- EXERCISE GOAL: Consider the data that follows and state how many lines contain the string "eldest", using the number alone.

──────────

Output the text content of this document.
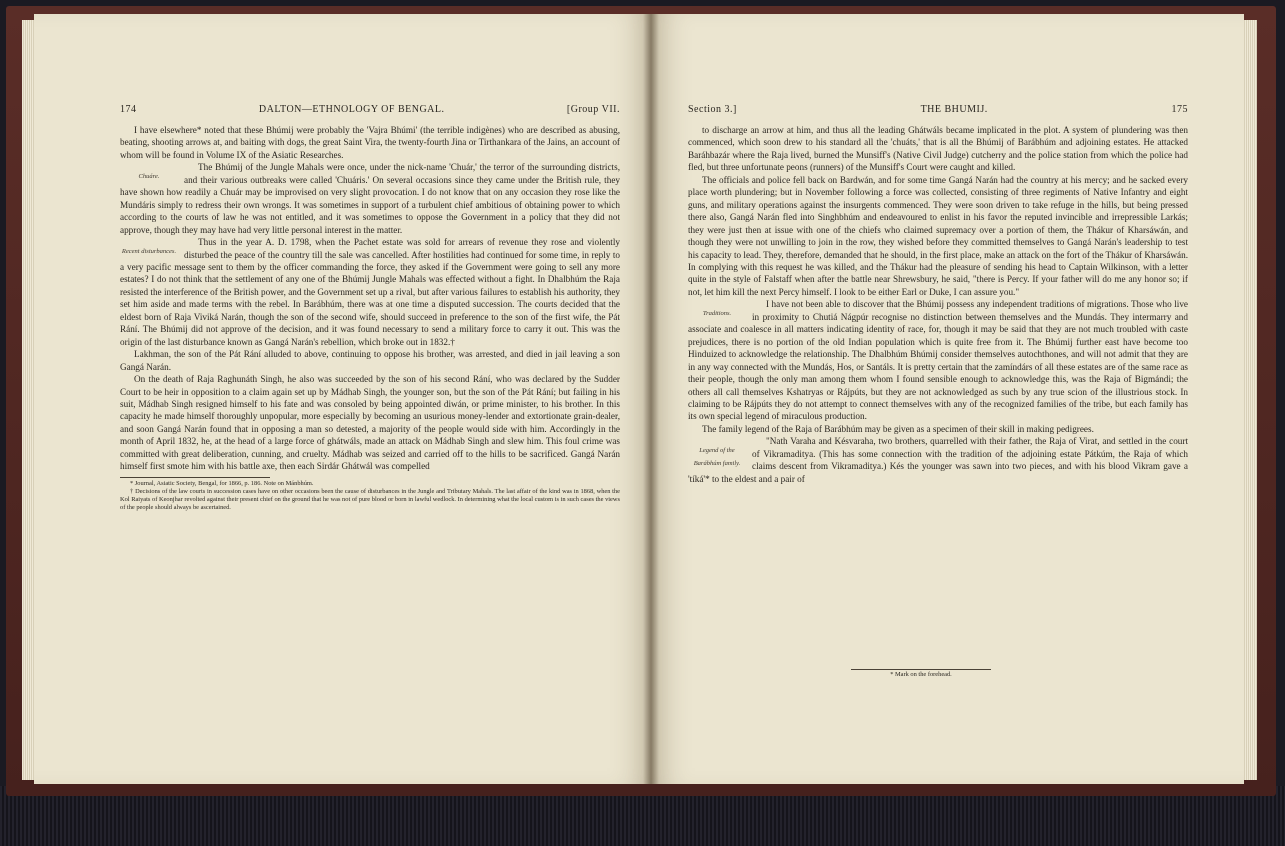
174	DALTON—ETHNOLOGY OF BENGAL.	[Group VII.

I have elsewhere* noted that these Bhúmij were probably the 'Vajra Bhúmi' (the terrible indigènes) who are described as abusing, beating, shooting arrows at, and baiting with dogs, the great Saint Vira, the twenty-fourth Jina or Tirthankara of the Jains, an account of whom will be found in Volume IX of the Asiatic Researches.

Chuáre.

The Bhúmij of the Jungle Mahals were once, under the nick-name 'Chuár,' the terror of the surrounding districts, and their various outbreaks were called 'Chuáris.' On several occasions since they came under the British rule, they have shown how readily a Chuár may be improvised on very slight provocation. I do not know that on any occasion they rose like the Mundáris simply to redress their own wrongs. It was sometimes in support of a turbulent chief ambitious of obtaining power to which according to the courts of law he was not entitled, and it was sometimes to oppose the Government in a policy that they did not approve, though they may have had very little personal interest in the matter.

Recent disturbances.

Thus in the year A. D. 1798, when the Pachet estate was sold for arrears of revenue they rose and violently disturbed the peace of the country till the sale was cancelled. After hostilities had continued for some time, in reply to a very pacific message sent to them by the officer commanding the force, they asked if the Government were going to sell any more estates? I do not think that the settlement of any one of the Bhúmij Jungle Mahals was effected without a fight. In Dhalbhúm the Raja resisted the interference of the British power, and the Government set up a rival, but after various failures to establish his authority, they set him aside and made terms with the rebel. In Barábhúm, there was at one time a disputed succession. The courts decided that the eldest born of Raja Viviká Narán, though the son of the second wife, should succeed in preference to the son of the first wife, the Pát Rání. The Bhúmij did not approve of the decision, and it was found necessary to send a military force to carry it out. This was the origin of the last disturbance known as Gangá Narán's rebellion, which broke out in 1832.†

Lakhman, the son of the Pát Rání alluded to above, continuing to oppose his brother, was arrested, and died in jail leaving a son Gangá Narán.

On the death of Raja Raghunáth Singh, he also was succeeded by the son of his second Rání, who was declared by the Sudder Court to be heir in opposition to a claim again set up by Mádhab Singh, the younger son, but the son of the Pát Rání; but failing in his suit, Mádhab Singh resigned himself to his fate and was consoled by being appointed diwán, or prime minister, to his brother. In this capacity he made himself thoroughly unpopular, more especially by becoming an usurious money-lender and extortionate grain-dealer, and soon Gangá Narán found that in opposing a man so detested, a majority of the people would side with him. Accordingly in the month of April 1832, he, at the head of a large force of ghátwáls, made an attack on Mádhab Singh and slew him. This foul crime was committed with great deliberation, cunning, and cruelty. Mádhab was seized and carried off to the hills to be sacrificed. Gangá Narán himself first smote him with his battle axe, then each Sirdár Ghátwál was compelled

* Journal, Asiatic Society, Bengal, for 1866, p. 186. Note on Mánbhúm.
† Decisions of the law courts in succession cases have on other occasions been the cause of disturbances in the Jungle and Tributary Mahals. The last affair of the kind was in 1868, when the Kol Raiyats of Keonjhar revolted against their present chief on the ground that he was not of pure blood or born in lawful wedlock. In determining what the local custom is in such cases the views of the people should always be ascertained.
Section 3.]	THE BHUMIJ.	175

to discharge an arrow at him, and thus all the leading Ghátwáls became implicated in the plot. A system of plundering was then commenced, which soon drew to his standard all the 'chuáts,' that is all the Bhúmij of Barábhúm and adjoining estates. He attacked Baráhbazár where the Raja lived, burned the Munsiff's (Native Civil Judge) cutcherry and the police station from which the police had fled, but three unfortunate peons (runners) of the Munsiff's Court were caught and killed.

The officials and police fell back on Bardwán, and for some time Gangá Narán had the country at his mercy; and he sacked every place worth plundering; but in November following a force was collected, consisting of three regiments of Native Infantry and eight guns, and military operations against the insurgents commenced. They were soon driven to take refuge in the hills, but being pressed there also, Gangá Narán fled into Singhbhúm and endeavoured to enlist in his favor the reputed invincible and irrepressible Larkás; they were just then at issue with one of the chiefs who claimed supremacy over a portion of them, the Thákur of Kharsáwán, and though they were not unwilling to join in the row, they wished before they committed themselves to Gangá Narán's leadership to test his capacity to lead. They, therefore, demanded that he should, in the first place, make an attack on the fort of the Thákur of Kharsáwán. In complying with this request he was killed, and the Thákur had the pleasure of sending his head to Captain Wilkinson, with a letter quite in the style of Falstaff when after the battle near Shrewsbury, he said, "there is Percy. If your father will do me any honor so; if not, let him kill the next Percy himself. I look to be either Earl or Duke, I can assure you."

Traditions.

I have not been able to discover that the Bhúmij possess any independent traditions of migrations. Those who live in proximity to Chutiá Nágpúr recognise no distinction between themselves and the Mundás. They intermarry and associate and coalesce in all matters indicating identity of race, for, though it may be said that they are not much troubled with caste prejudices, there is no portion of the old Indian population which is quite free from it. The Bhúmij further east have become too Hinduized to acknowledge the relationship. The Dhalbhúm Bhúmij consider themselves autochthones, and will not admit that they are in any way connected with the Mundás, Hos, or Santáls. It is pretty certain that the zamíndárs of all these estates are of the same race as their people, though the only man among them whom I found sensible enough to acknowledge this, was the Raja of Bigmándi; the others all call themselves Kshatryas or Rájpúts, but they are not acknowledged as such by any true scion of the illustrious stock. In claiming to be Rájpúts they do not attempt to connect themselves with any of the recognized families of the tribe, but each family has its own special legend of miraculous production.

The family legend of the Raja of Barábhúm may be given as a specimen of their skill in making pedigrees.

Legend of the Barábhúm family.

"Nath Varaha and Késvaraha, two brothers, quarrelled with their father, the Raja of Virat, and settled in the court of Vikramaditya. (This has some connection with the tradition of the adjoining estate Pátkúm, the Raja of which claims descent from Vikramaditya.) Kés the younger was sawn into two pieces, and with his blood Vikram gave a 'tíká'* to the eldest and a pair of

* Mark on the forehead.
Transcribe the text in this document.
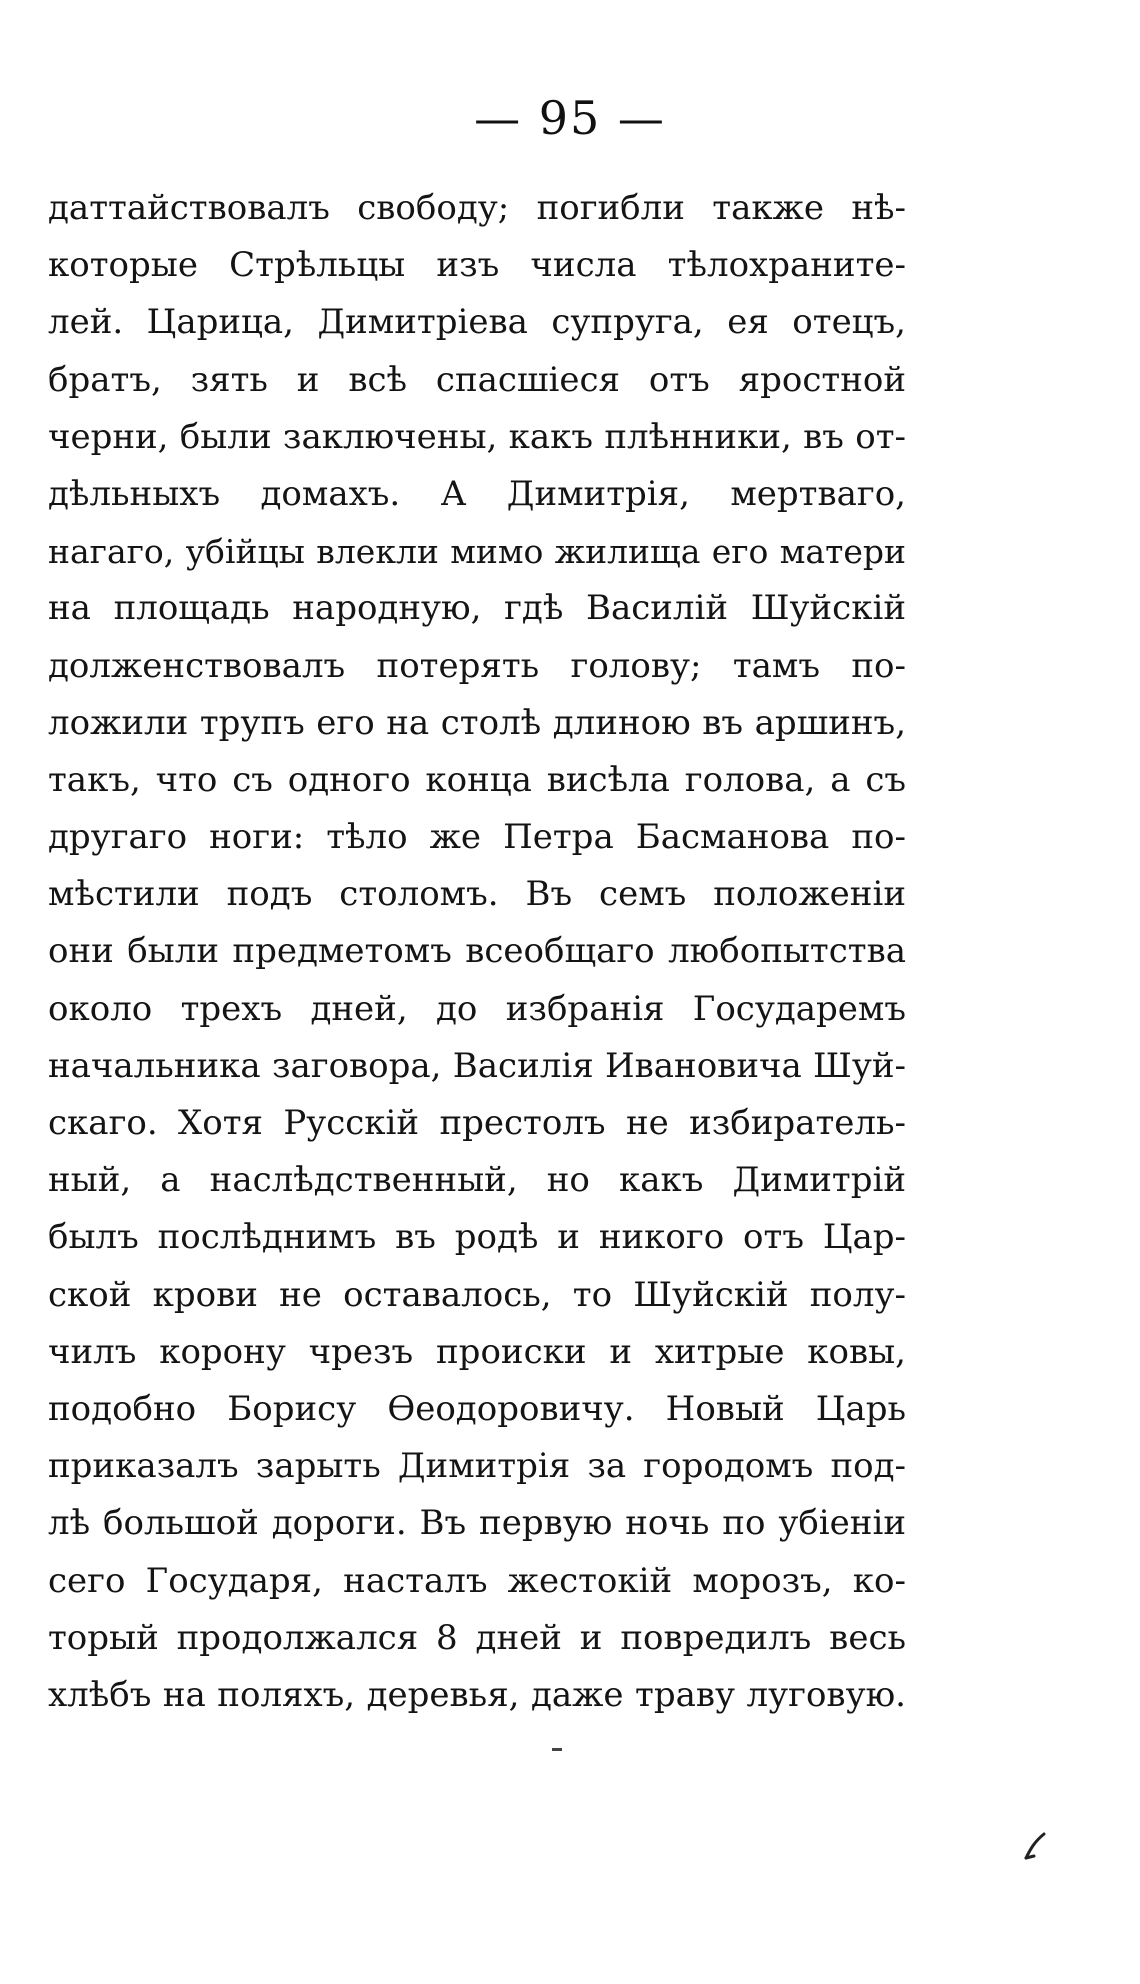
— 95 —
даттайствовалъ свободу; погибли также нѣ-
которые Стрѣльцы изъ числа тѣлохраните-
лей. Царица, Димитріева супруга, ея отецъ,
братъ, зять и всѣ спасшіеся отъ яростной
черни, были заключены, какъ плѣнники, въ от-
дѣльныхъ домахъ. А Димитрія, мертваго,
нагаго, убійцы влекли мимо жилища его матери
на площадь народную, гдѣ Василій Шуйскій
долженствовалъ потерять голову; тамъ по-
ложили трупъ его на столѣ длиною въ аршинъ,
такъ, что съ одного конца висѣла голова, а съ
другаго ноги: тѣло же Петра Басманова по-
мѣстили подъ столомъ. Въ семъ положеніи
они были предметомъ всеобщаго любопытства
около трехъ дней, до избранія Государемъ
начальника заговора, Василія Ивановича Шуй-
скаго. Хотя Русскій престолъ не избиратель-
ный, а наслѣдственный, но какъ Димитрій
былъ послѣднимъ въ родѣ и никого отъ Цар-
ской крови не оставалось, то Шуйскій полу-
чилъ корону чрезъ происки и хитрые ковы,
подобно Борису Ѳеодоровичу. Новый Царь
приказалъ зарыть Димитрія за городомъ под-
лѣ большой дороги. Въ первую ночь по убіеніи
сего Государя, насталъ жестокій морозъ, ко-
торый продолжался 8 дней и повредилъ весь
хлѣбъ на поляхъ, деревья, даже траву луговую.
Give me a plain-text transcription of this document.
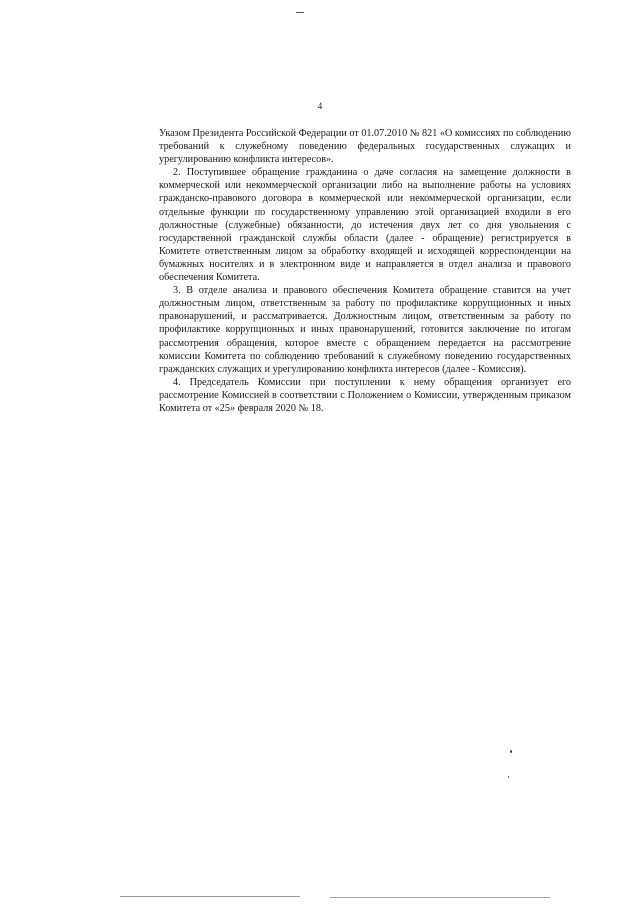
4

Указом Президента Российской Федерации от 01.07.2010 № 821 «О комиссиях по соблюдению требований к служебному поведению федеральных государственных служащих и урегулированию конфликта интересов».

2. Поступившее обращение гражданина о даче согласия на замещение должности в коммерческой или некоммерческой организации либо на выполнение работы на условиях гражданско-правового договора в коммерческой или некоммерческой организации, если отдельные функции по государственному управлению этой организацией входили в его должностные (служебные) обязанности, до истечения двух лет со дня увольнения с государственной гражданской службы области (далее - обращение) регистрируется в Комитете ответственным лицом за обработку входящей и исходящей корреспонденции на бумажных носителях и в электронном виде и направляется в отдел анализа и правового обеспечения Комитета.

3. В отделе анализа и правового обеспечения Комитета обращение ставится на учет должностным лицом, ответственным за работу по профилактике коррупционных и иных правонарушений, и рассматривается. Должностным лицом, ответственным за работу по профилактике коррупционных и иных правонарушений, готовится заключение по итогам рассмотрения обращения, которое вместе с обращением передается на рассмотрение комиссии Комитета по соблюдению требований к служебному поведению государственных гражданских служащих и урегулированию конфликта интересов (далее - Комиссия).

4. Председатель Комиссии при поступлении к нему обращения организует его рассмотрение Комиссией в соответствии с Положением о Комиссии, утвержденным приказом Комитета от «25» февраля 2020 № 18.
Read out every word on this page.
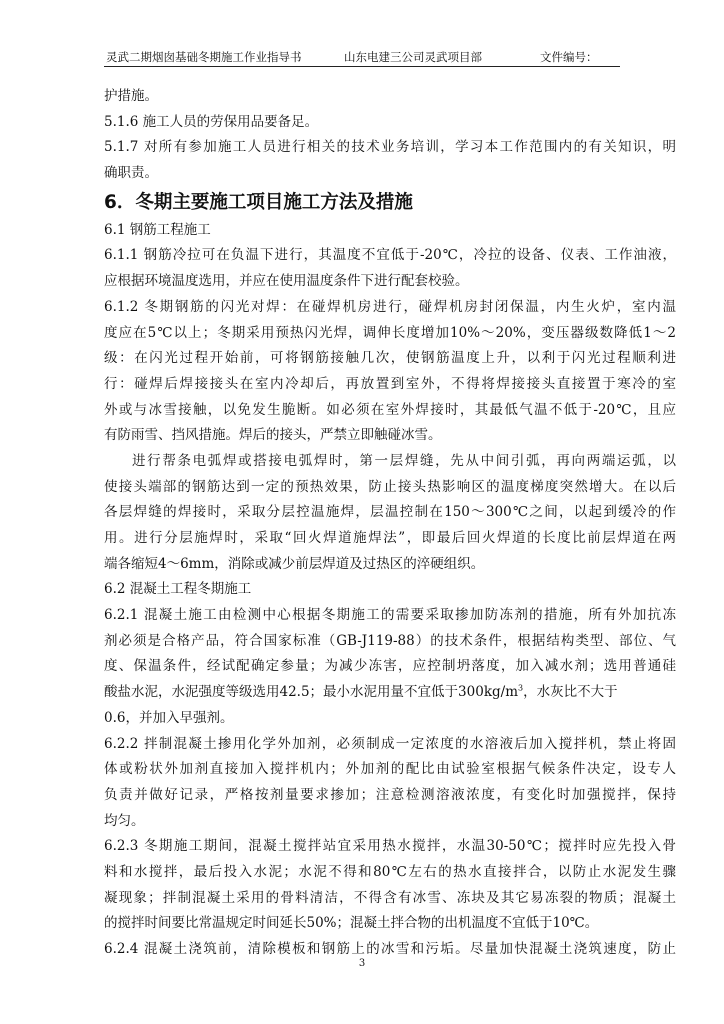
灵武二期烟囱基础冬期施工作业指导书	山东电建三公司灵武项目部	文件编号：
护措施。
5.1.6 施工人员的劳保用品要备足。
5.1.7 对所有参加施工人员进行相关的技术业务培训，学习本工作范围内的有关知识，明
确职责。
6．冬期主要施工项目施工方法及措施
6.1 钢筋工程施工
6.1.1 钢筋冷拉可在负温下进行，其温度不宜低于-20℃，冷拉的设备、仪表、工作油液，
应根据环境温度选用，并应在使用温度条件下进行配套校验。
6.1.2 冬期钢筋的闪光对焊：在碰焊机房进行，碰焊机房封闭保温，内生火炉，室内温
度应在5℃以上；冬期采用预热闪光焊，调伸长度增加10%～20%，变压器级数降低1～2
级：在闪光过程开始前，可将钢筋接触几次，使钢筋温度上升，以利于闪光过程顺利进
行：碰焊后焊接接头在室内冷却后，再放置到室外，不得将焊接接头直接置于寒冷的室
外或与冰雪接触，以免发生脆断。如必须在室外焊接时，其最低气温不低于-20℃，且应
有防雨雪、挡风措施。焊后的接头，严禁立即触碰冰雪。
进行帮条电弧焊或搭接电弧焊时，第一层焊缝，先从中间引弧，再向两端运弧，以
使接头端部的钢筋达到一定的预热效果，防止接头热影响区的温度梯度突然增大。在以后
各层焊缝的焊接时，采取分层控温施焊，层温控制在150～300℃之间，以起到缓冷的作
用。进行分层施焊时，采取“回火焊道施焊法”，即最后回火焊道的长度比前层焊道在两
端各缩短4～6mm，消除或减少前层焊道及过热区的淬硬组织。
6.2 混凝土工程冬期施工
6.2.1 混凝土施工由检测中心根据冬期施工的需要采取掺加防冻剂的措施，所有外加抗冻
剂必须是合格产品，符合国家标准（GB-J119-88）的技术条件，根据结构类型、部位、气
度、保温条件，经试配确定参量；为减少冻害，应控制坍落度，加入减水剂；选用普通硅
酸盐水泥，水泥强度等级选用42.5；最小水泥用量不宜低于$300kg/m^3$，水灰比不大于
0.6，并加入早强剂。
6.2.2 拌制混凝土掺用化学外加剂，必须制成一定浓度的水溶液后加入搅拌机，禁止将固
体或粉状外加剂直接加入搅拌机内；外加剂的配比由试验室根据气候条件决定，设专人
负责并做好记录，严格按剂量要求掺加；注意检测溶液浓度，有变化时加强搅拌，保持
均匀。
6.2.3 冬期施工期间，混凝土搅拌站宜采用热水搅拌，水温30-50℃；搅拌时应先投入骨
料和水搅拌，最后投入水泥；水泥不得和80℃左右的热水直接拌合，以防止水泥发生骤
凝现象；拌制混凝土采用的骨料清洁，不得含有冰雪、冻块及其它易冻裂的物质；混凝土
的搅拌时间要比常温规定时间延长50%；混凝土拌合物的出机温度不宜低于10℃。
6.2.4 混凝土浇筑前，清除模板和钢筋上的冰雪和污垢。尽量加快混凝土浇筑速度，防止
3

──────────

- OUTPUT OF THE EXERCISE: 2